# WHAT THE TASK REQUIRES:
Which lines in the entries below contain the string "IncrementVisits"? List each of them in full.

═══ EXTRACTED ENTRIES

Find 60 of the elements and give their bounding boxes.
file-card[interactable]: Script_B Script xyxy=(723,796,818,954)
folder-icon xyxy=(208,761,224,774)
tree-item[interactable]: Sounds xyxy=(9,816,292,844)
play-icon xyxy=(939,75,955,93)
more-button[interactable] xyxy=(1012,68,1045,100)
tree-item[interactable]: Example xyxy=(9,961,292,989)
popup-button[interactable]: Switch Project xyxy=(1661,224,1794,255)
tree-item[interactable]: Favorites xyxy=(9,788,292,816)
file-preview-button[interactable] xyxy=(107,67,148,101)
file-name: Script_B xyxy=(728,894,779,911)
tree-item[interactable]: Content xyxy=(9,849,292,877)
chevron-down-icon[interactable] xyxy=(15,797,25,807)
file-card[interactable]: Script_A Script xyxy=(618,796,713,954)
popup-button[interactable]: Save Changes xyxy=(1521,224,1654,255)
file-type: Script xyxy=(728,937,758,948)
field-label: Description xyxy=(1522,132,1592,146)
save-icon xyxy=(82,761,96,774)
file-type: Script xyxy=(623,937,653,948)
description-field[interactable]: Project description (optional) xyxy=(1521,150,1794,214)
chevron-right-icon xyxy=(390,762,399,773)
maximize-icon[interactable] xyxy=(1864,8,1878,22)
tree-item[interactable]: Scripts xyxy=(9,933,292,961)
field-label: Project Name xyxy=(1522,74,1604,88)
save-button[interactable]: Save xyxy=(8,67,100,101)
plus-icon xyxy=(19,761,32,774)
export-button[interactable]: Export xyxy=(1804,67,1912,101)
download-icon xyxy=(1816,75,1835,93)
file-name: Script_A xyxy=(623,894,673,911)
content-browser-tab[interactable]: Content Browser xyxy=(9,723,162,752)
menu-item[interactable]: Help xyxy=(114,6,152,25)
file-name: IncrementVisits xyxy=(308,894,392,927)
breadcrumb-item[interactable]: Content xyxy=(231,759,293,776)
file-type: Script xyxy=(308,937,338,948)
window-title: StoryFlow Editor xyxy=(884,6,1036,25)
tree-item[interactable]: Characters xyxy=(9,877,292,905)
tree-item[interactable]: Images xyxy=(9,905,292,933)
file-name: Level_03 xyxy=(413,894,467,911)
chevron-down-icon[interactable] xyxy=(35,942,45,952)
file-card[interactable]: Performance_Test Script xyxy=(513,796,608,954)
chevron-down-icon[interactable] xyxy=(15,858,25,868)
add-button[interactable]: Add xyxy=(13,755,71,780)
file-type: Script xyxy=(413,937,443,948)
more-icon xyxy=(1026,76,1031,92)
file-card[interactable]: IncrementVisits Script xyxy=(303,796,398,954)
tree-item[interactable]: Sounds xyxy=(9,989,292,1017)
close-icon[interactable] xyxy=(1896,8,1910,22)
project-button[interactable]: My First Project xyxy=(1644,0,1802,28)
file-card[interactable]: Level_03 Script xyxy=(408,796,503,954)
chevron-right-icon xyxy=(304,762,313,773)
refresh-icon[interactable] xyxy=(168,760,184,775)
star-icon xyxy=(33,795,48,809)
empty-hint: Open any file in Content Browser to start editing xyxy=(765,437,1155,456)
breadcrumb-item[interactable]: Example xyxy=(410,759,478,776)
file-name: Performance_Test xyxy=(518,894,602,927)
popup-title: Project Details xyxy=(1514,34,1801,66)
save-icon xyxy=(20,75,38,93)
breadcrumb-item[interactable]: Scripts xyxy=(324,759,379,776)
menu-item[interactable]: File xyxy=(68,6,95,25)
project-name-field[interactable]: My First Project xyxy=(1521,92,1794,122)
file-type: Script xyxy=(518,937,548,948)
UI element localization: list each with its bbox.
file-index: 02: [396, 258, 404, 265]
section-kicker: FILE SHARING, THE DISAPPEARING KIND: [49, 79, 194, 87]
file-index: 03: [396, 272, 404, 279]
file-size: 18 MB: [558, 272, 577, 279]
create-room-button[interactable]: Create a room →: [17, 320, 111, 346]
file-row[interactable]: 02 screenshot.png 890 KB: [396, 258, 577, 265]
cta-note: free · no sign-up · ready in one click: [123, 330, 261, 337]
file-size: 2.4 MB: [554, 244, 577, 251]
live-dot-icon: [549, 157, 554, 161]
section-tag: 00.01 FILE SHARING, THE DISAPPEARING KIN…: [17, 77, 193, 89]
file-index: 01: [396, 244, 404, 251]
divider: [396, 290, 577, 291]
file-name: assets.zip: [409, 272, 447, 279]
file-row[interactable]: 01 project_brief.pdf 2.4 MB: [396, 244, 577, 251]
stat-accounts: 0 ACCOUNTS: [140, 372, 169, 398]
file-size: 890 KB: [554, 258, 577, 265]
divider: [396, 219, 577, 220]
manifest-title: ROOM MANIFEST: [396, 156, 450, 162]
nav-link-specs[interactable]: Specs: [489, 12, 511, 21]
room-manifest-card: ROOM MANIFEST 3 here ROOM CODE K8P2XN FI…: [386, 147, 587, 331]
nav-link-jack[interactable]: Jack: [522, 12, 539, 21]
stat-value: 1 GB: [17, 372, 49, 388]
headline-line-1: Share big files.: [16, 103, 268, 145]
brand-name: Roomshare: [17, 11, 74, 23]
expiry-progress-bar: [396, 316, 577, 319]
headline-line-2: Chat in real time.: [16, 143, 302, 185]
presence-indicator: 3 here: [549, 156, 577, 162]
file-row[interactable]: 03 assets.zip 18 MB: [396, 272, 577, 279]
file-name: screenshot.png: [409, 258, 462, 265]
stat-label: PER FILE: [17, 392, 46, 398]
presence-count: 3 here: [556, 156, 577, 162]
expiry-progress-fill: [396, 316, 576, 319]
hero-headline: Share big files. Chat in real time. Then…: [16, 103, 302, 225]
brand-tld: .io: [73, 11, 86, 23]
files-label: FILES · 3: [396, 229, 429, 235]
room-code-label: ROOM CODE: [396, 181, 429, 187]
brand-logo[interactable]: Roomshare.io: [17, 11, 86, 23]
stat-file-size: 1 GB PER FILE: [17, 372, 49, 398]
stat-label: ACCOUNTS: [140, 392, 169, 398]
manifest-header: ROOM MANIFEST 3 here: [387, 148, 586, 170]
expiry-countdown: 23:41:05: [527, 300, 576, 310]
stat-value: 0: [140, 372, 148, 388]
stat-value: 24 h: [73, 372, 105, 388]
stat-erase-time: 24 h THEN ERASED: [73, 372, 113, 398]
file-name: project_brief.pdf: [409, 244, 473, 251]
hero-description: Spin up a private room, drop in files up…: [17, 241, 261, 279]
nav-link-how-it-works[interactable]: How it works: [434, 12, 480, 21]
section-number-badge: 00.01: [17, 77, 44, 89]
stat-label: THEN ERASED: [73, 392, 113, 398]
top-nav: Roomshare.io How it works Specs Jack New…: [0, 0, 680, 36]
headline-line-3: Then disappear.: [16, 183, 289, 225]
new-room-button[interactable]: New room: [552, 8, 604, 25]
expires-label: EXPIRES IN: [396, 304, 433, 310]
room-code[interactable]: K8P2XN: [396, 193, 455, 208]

══════

# SOLUTION TO THIS EXERCISE:
file-name: IncrementVisits xyxy=(308,894,392,927)
file-card[interactable]: IncrementVisits Script xyxy=(303,796,398,954)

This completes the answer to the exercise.